**Provided entries**
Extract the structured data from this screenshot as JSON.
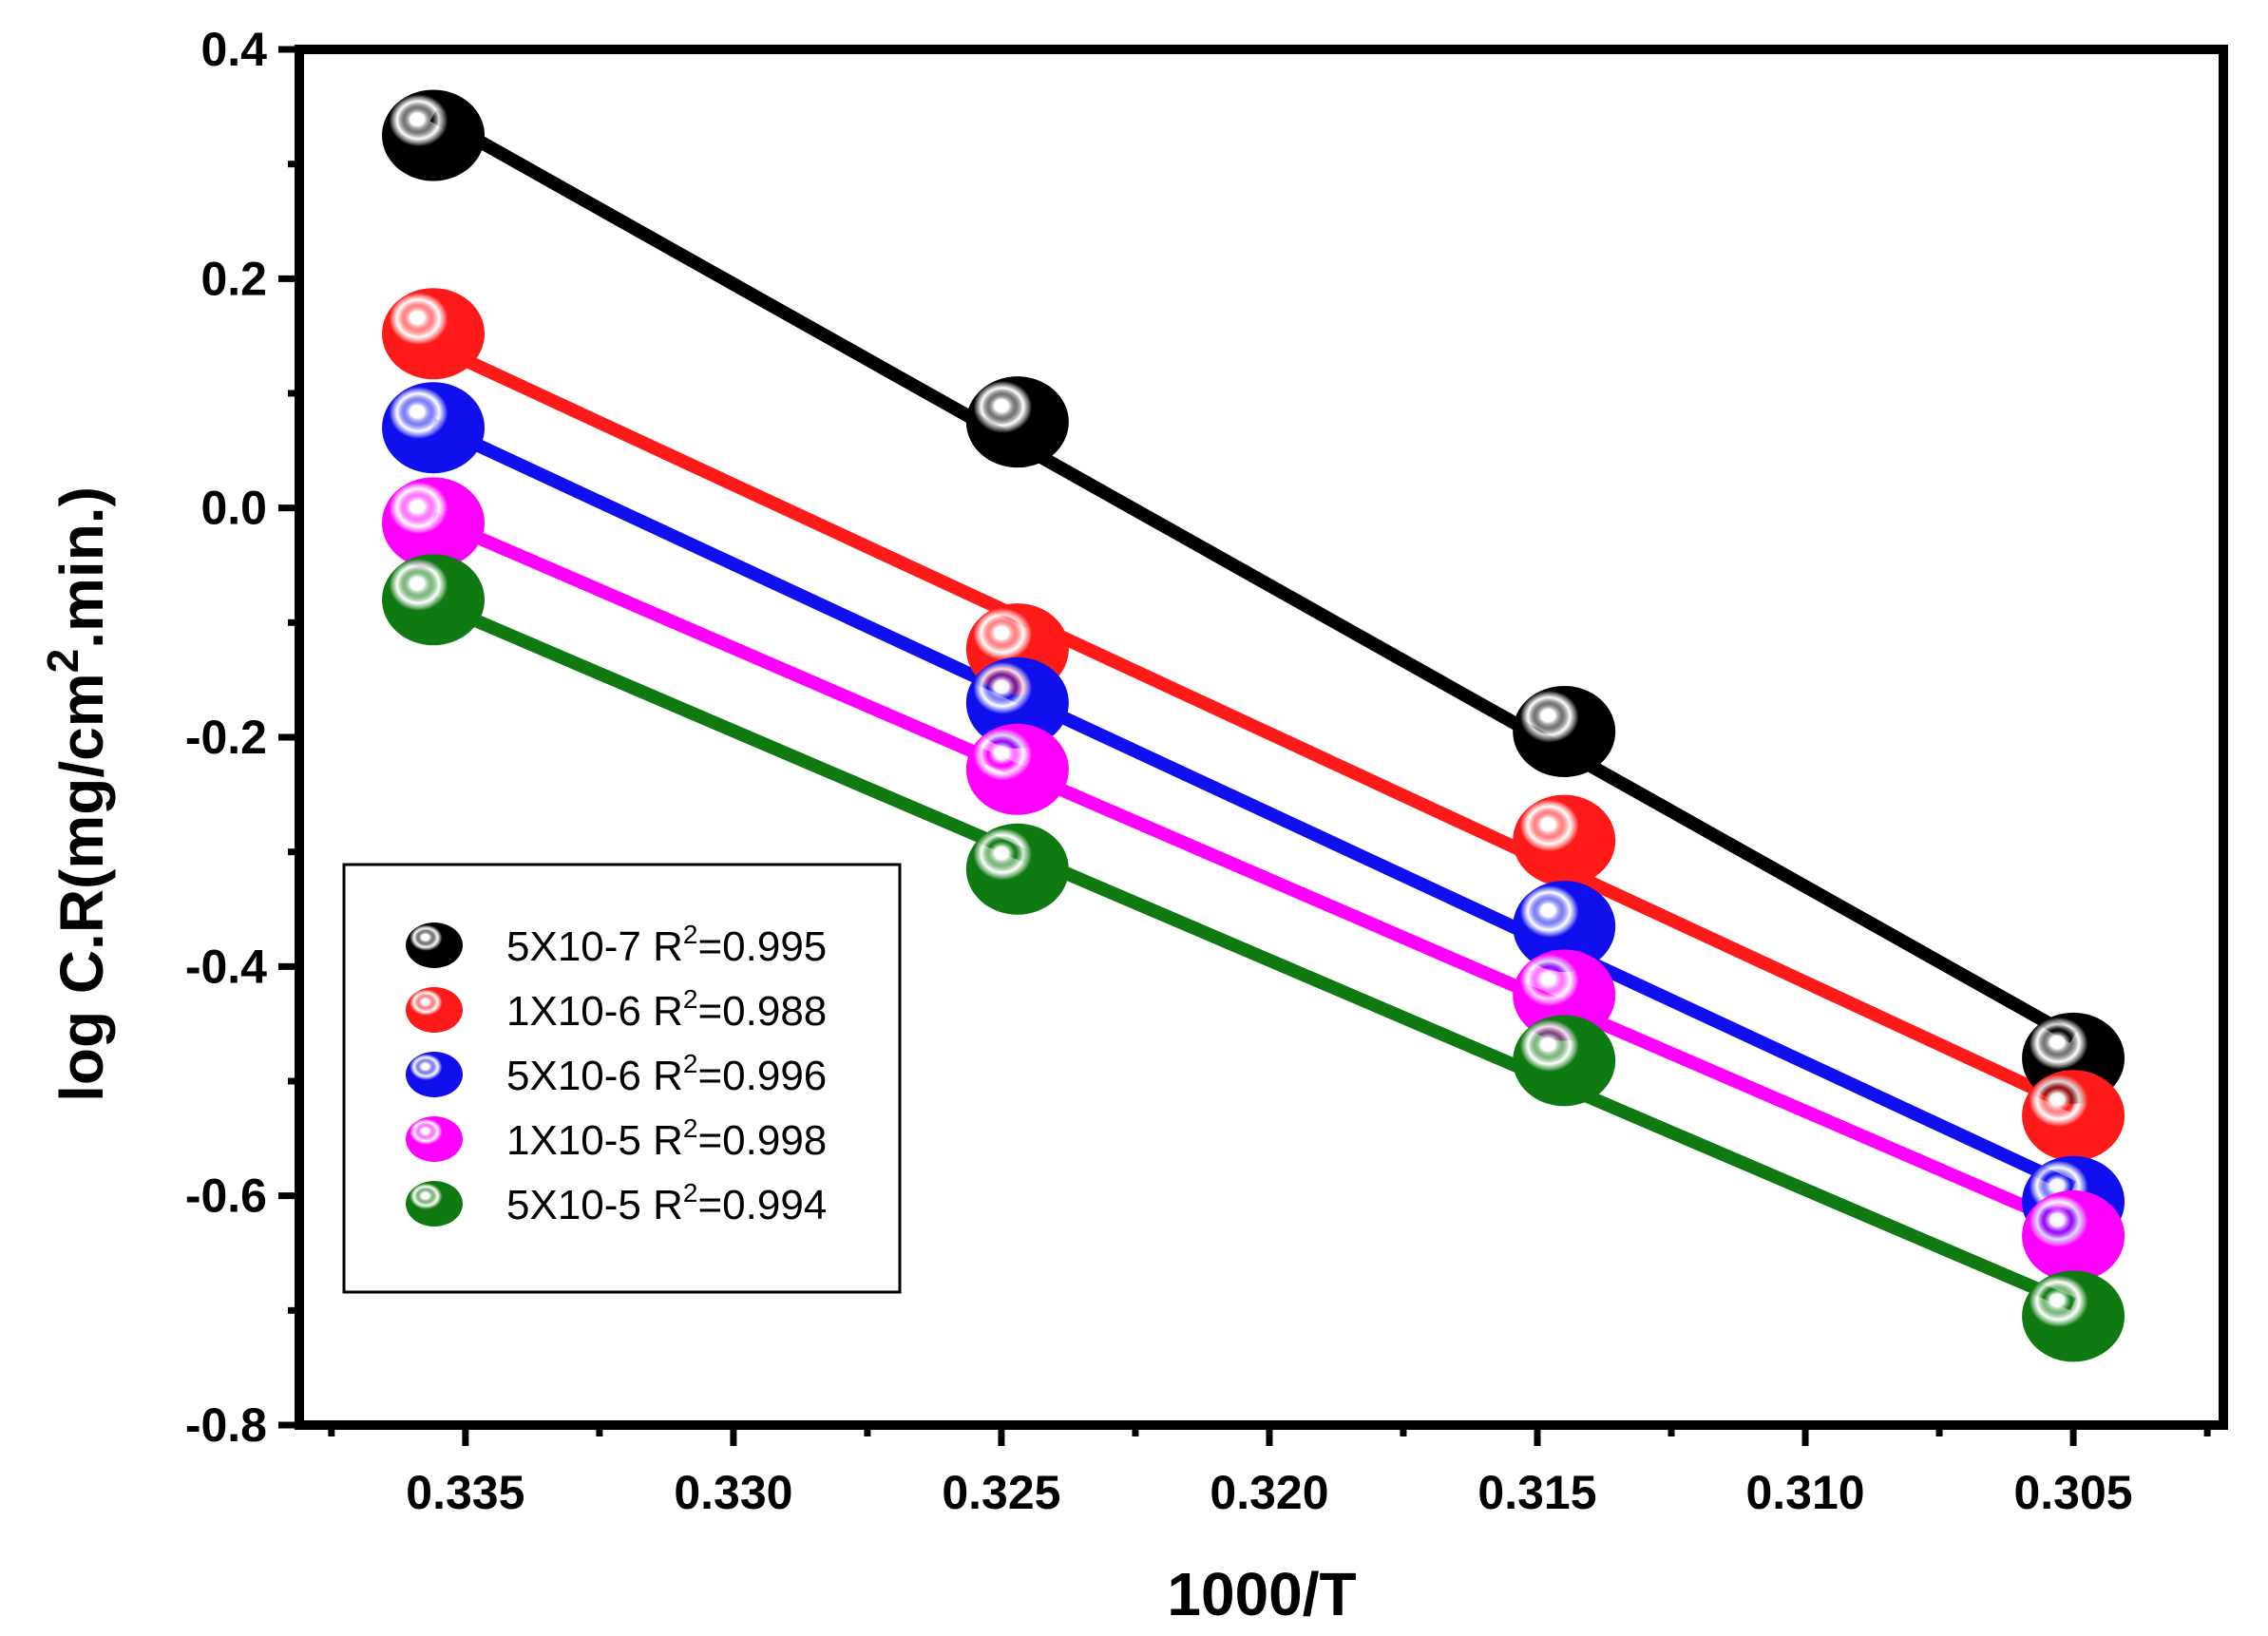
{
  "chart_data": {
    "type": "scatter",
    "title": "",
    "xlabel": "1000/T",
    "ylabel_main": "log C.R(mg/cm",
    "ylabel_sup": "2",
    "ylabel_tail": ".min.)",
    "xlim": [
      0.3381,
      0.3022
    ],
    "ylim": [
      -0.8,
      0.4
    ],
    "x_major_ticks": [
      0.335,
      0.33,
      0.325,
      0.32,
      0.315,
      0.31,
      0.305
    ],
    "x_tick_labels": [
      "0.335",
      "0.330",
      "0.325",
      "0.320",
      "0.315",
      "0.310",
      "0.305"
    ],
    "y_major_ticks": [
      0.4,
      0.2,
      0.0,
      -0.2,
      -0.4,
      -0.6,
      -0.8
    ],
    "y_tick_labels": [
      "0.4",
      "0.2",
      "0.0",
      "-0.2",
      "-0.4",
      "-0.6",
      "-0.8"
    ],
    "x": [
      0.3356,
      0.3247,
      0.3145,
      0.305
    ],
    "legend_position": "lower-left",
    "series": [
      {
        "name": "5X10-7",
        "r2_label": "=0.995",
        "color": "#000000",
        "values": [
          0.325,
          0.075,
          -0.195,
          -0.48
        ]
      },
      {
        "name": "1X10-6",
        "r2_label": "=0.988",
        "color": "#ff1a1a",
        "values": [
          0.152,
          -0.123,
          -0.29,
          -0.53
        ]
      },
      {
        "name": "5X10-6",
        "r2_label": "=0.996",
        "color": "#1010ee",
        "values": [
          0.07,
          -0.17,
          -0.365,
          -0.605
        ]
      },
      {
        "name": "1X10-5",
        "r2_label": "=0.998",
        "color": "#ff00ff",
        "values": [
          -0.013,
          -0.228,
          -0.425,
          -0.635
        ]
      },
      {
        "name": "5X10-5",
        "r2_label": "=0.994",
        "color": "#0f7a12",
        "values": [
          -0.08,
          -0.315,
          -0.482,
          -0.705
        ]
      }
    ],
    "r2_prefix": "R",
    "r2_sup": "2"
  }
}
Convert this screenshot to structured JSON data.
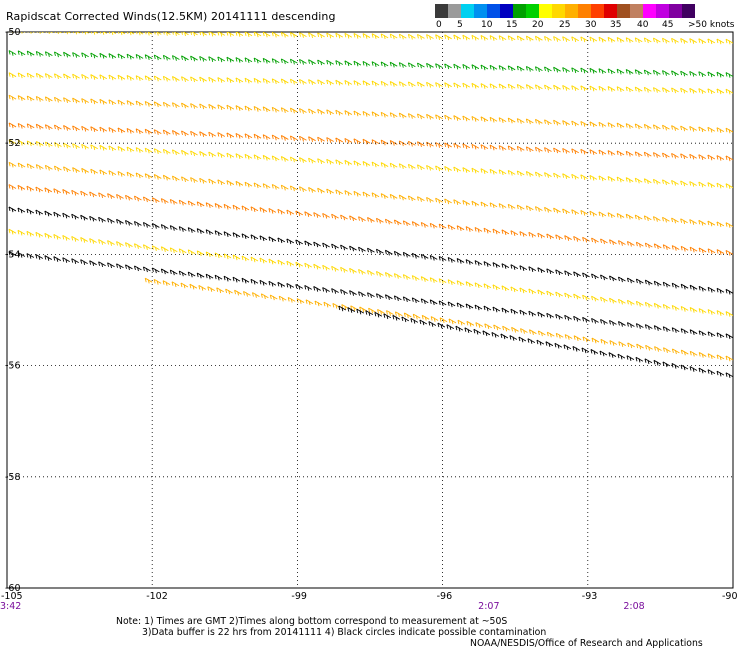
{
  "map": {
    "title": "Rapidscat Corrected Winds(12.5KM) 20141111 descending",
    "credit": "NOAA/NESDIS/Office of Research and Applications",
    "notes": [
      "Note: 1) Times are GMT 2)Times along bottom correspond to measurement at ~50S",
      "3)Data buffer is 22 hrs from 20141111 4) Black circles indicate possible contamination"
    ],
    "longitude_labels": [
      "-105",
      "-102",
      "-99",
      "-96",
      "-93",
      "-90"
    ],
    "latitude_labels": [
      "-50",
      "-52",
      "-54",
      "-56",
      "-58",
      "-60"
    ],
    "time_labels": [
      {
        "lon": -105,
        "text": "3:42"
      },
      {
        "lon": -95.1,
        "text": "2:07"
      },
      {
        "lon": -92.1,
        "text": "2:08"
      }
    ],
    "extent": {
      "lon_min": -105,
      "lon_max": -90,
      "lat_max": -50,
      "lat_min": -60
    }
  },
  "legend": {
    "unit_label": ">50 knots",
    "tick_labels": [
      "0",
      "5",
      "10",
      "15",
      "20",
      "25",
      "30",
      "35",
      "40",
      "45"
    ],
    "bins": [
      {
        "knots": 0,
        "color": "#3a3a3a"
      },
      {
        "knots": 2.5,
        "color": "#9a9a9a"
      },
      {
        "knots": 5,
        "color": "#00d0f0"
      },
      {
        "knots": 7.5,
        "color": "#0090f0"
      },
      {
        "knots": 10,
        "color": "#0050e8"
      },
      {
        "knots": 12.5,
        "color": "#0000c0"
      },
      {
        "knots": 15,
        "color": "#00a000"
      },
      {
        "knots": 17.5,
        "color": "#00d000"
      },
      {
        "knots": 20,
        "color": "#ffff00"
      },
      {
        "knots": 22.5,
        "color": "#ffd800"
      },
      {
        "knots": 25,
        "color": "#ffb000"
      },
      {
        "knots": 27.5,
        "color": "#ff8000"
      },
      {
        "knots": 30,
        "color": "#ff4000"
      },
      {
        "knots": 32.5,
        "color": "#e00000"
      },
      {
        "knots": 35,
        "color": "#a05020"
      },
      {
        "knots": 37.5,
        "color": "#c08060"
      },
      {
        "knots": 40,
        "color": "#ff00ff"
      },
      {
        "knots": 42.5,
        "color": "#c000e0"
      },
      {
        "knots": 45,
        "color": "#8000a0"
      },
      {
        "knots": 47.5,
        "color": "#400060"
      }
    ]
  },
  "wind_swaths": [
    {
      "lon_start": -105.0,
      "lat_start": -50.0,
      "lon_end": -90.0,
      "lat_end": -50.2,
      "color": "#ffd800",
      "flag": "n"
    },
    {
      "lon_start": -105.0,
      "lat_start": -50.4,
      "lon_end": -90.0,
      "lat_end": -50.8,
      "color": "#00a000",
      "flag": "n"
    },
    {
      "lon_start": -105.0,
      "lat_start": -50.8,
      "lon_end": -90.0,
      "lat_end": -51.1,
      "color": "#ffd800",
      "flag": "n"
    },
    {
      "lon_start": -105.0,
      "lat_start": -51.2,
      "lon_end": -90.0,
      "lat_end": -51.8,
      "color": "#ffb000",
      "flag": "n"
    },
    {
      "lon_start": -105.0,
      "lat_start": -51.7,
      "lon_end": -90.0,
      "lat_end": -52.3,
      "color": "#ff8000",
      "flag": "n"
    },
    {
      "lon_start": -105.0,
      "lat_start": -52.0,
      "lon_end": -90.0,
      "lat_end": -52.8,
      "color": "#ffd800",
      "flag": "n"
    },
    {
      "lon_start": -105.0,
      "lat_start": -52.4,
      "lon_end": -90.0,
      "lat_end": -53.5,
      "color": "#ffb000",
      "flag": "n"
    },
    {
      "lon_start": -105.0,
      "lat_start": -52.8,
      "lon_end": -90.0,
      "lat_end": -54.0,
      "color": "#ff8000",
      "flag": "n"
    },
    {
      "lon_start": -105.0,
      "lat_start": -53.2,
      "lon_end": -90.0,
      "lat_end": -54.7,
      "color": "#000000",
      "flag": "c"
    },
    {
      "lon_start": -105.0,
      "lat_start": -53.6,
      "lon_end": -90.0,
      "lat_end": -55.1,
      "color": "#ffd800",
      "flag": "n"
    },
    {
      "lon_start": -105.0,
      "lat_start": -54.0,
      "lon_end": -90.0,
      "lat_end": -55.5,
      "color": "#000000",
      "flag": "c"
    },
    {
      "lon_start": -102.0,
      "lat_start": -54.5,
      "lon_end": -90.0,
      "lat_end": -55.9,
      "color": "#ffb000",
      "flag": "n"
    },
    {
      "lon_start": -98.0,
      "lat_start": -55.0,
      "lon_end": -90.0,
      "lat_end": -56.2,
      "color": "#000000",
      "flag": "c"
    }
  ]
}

**Set exercise**
Do not include images; quote all of the entries above exactly.

**Exercise answer**
Extract the structured data from this screenshot as JSON.
{
  "chart_data": {
    "type": "scatter",
    "title": "",
    "xlabel": "1000/T",
    "ylabel_main": "log C.R(mg/cm",
    "ylabel_sup": "2",
    "ylabel_tail": ".min.)",
    "xlim": [
      0.3381,
      0.3022
    ],
    "ylim": [
      -0.8,
      0.4
    ],
    "x_major_ticks": [
      0.335,
      0.33,
      0.325,
      0.32,
      0.315,
      0.31,
      0.305
    ],
    "x_tick_labels": [
      "0.335",
      "0.330",
      "0.325",
      "0.320",
      "0.315",
      "0.310",
      "0.305"
    ],
    "y_major_ticks": [
      0.4,
      0.2,
      0.0,
      -0.2,
      -0.4,
      -0.6,
      -0.8
    ],
    "y_tick_labels": [
      "0.4",
      "0.2",
      "0.0",
      "-0.2",
      "-0.4",
      "-0.6",
      "-0.8"
    ],
    "x": [
      0.3356,
      0.3247,
      0.3145,
      0.305
    ],
    "legend_position": "lower-left",
    "series": [
      {
        "name": "5X10-7",
        "r2_label": "=0.995",
        "color": "#000000",
        "values": [
          0.325,
          0.075,
          -0.195,
          -0.48
        ]
      },
      {
        "name": "1X10-6",
        "r2_label": "=0.988",
        "color": "#ff1a1a",
        "values": [
          0.152,
          -0.123,
          -0.29,
          -0.53
        ]
      },
      {
        "name": "5X10-6",
        "r2_label": "=0.996",
        "color": "#1010ee",
        "values": [
          0.07,
          -0.17,
          -0.365,
          -0.605
        ]
      },
      {
        "name": "1X10-5",
        "r2_label": "=0.998",
        "color": "#ff00ff",
        "values": [
          -0.013,
          -0.228,
          -0.425,
          -0.635
        ]
      },
      {
        "name": "5X10-5",
        "r2_label": "=0.994",
        "color": "#0f7a12",
        "values": [
          -0.08,
          -0.315,
          -0.482,
          -0.705
        ]
      }
    ],
    "r2_prefix": "R",
    "r2_sup": "2"
  }
}
Convert this screenshot to structured JSON data.
{
  "map": {
    "title": "Rapidscat Corrected Winds(12.5KM) 20141111 descending",
    "credit": "NOAA/NESDIS/Office of Research and Applications",
    "notes": [
      "Note: 1) Times are GMT 2)Times along bottom correspond to measurement at ~50S",
      "3)Data buffer is 22 hrs from 20141111 4) Black circles indicate possible contamination"
    ],
    "longitude_labels": [
      "-105",
      "-102",
      "-99",
      "-96",
      "-93",
      "-90"
    ],
    "latitude_labels": [
      "-50",
      "-52",
      "-54",
      "-56",
      "-58",
      "-60"
    ],
    "time_labels": [
      {
        "lon": -105,
        "text": "3:42"
      },
      {
        "lon": -95.1,
        "text": "2:07"
      },
      {
        "lon": -92.1,
        "text": "2:08"
      }
    ],
    "extent": {
      "lon_min": -105,
      "lon_max": -90,
      "lat_max": -50,
      "lat_min": -60
    }
  },
  "legend": {
    "unit_label": ">50 knots",
    "tick_labels": [
      "0",
      "5",
      "10",
      "15",
      "20",
      "25",
      "30",
      "35",
      "40",
      "45"
    ],
    "bins": [
      {
        "knots": 0,
        "color": "#3a3a3a"
      },
      {
        "knots": 2.5,
        "color": "#9a9a9a"
      },
      {
        "knots": 5,
        "color": "#00d0f0"
      },
      {
        "knots": 7.5,
        "color": "#0090f0"
      },
      {
        "knots": 10,
        "color": "#0050e8"
      },
      {
        "knots": 12.5,
        "color": "#0000c0"
      },
      {
        "knots": 15,
        "color": "#00a000"
      },
      {
        "knots": 17.5,
        "color": "#00d000"
      },
      {
        "knots": 20,
        "color": "#ffff00"
      },
      {
        "knots": 22.5,
        "color": "#ffd800"
      },
      {
        "knots": 25,
        "color": "#ffb000"
      },
      {
        "knots": 27.5,
        "color": "#ff8000"
      },
      {
        "knots": 30,
        "color": "#ff4000"
      },
      {
        "knots": 32.5,
        "color": "#e00000"
      },
      {
        "knots": 35,
        "color": "#a05020"
      },
      {
        "knots": 37.5,
        "color": "#c08060"
      },
      {
        "knots": 40,
        "color": "#ff00ff"
      },
      {
        "knots": 42.5,
        "color": "#c000e0"
      },
      {
        "knots": 45,
        "color": "#8000a0"
      },
      {
        "knots": 47.5,
        "color": "#400060"
      }
    ]
  },
  "wind_swaths": [
    {
      "lon_start": -105.0,
      "lat_start": -50.0,
      "lon_end": -90.0,
      "lat_end": -50.2,
      "color": "#ffd800",
      "flag": "n"
    },
    {
      "lon_start": -105.0,
      "lat_start": -50.4,
      "lon_end": -90.0,
      "lat_end": -50.8,
      "color": "#00a000",
      "flag": "n"
    },
    {
      "lon_start": -105.0,
      "lat_start": -50.8,
      "lon_end": -90.0,
      "lat_end": -51.1,
      "color": "#ffd800",
      "flag": "n"
    },
    {
      "lon_start": -105.0,
      "lat_start": -51.2,
      "lon_end": -90.0,
      "lat_end": -51.8,
      "color": "#ffb000",
      "flag": "n"
    },
    {
      "lon_start": -105.0,
      "lat_start": -51.7,
      "lon_end": -90.0,
      "lat_end": -52.3,
      "color": "#ff8000",
      "flag": "n"
    },
    {
      "lon_start": -105.0,
      "lat_start": -52.0,
      "lon_end": -90.0,
      "lat_end": -52.8,
      "color": "#ffd800",
      "flag": "n"
    },
    {
      "lon_start": -105.0,
      "lat_start": -52.4,
      "lon_end": -90.0,
      "lat_end": -53.5,
      "color": "#ffb000",
      "flag": "n"
    },
    {
      "lon_start": -105.0,
      "lat_start": -52.8,
      "lon_end": -90.0,
      "lat_end": -54.0,
      "color": "#ff8000",
      "flag": "n"
    },
    {
      "lon_start": -105.0,
      "lat_start": -53.2,
      "lon_end": -90.0,
      "lat_end": -54.7,
      "color": "#000000",
      "flag": "c"
    },
    {
      "lon_start": -105.0,
      "lat_start": -53.6,
      "lon_end": -90.0,
      "lat_end": -55.1,
      "color": "#ffd800",
      "flag": "n"
    },
    {
      "lon_start": -105.0,
      "lat_start": -54.0,
      "lon_end": -90.0,
      "lat_end": -55.5,
      "color": "#000000",
      "flag": "c"
    },
    {
      "lon_start": -102.0,
      "lat_start": -54.5,
      "lon_end": -90.0,
      "lat_end": -55.9,
      "color": "#ffb000",
      "flag": "n"
    },
    {
      "lon_start": -98.0,
      "lat_start": -55.0,
      "lon_end": -90.0,
      "lat_end": -56.2,
      "color": "#000000",
      "flag": "c"
    }
  ]
}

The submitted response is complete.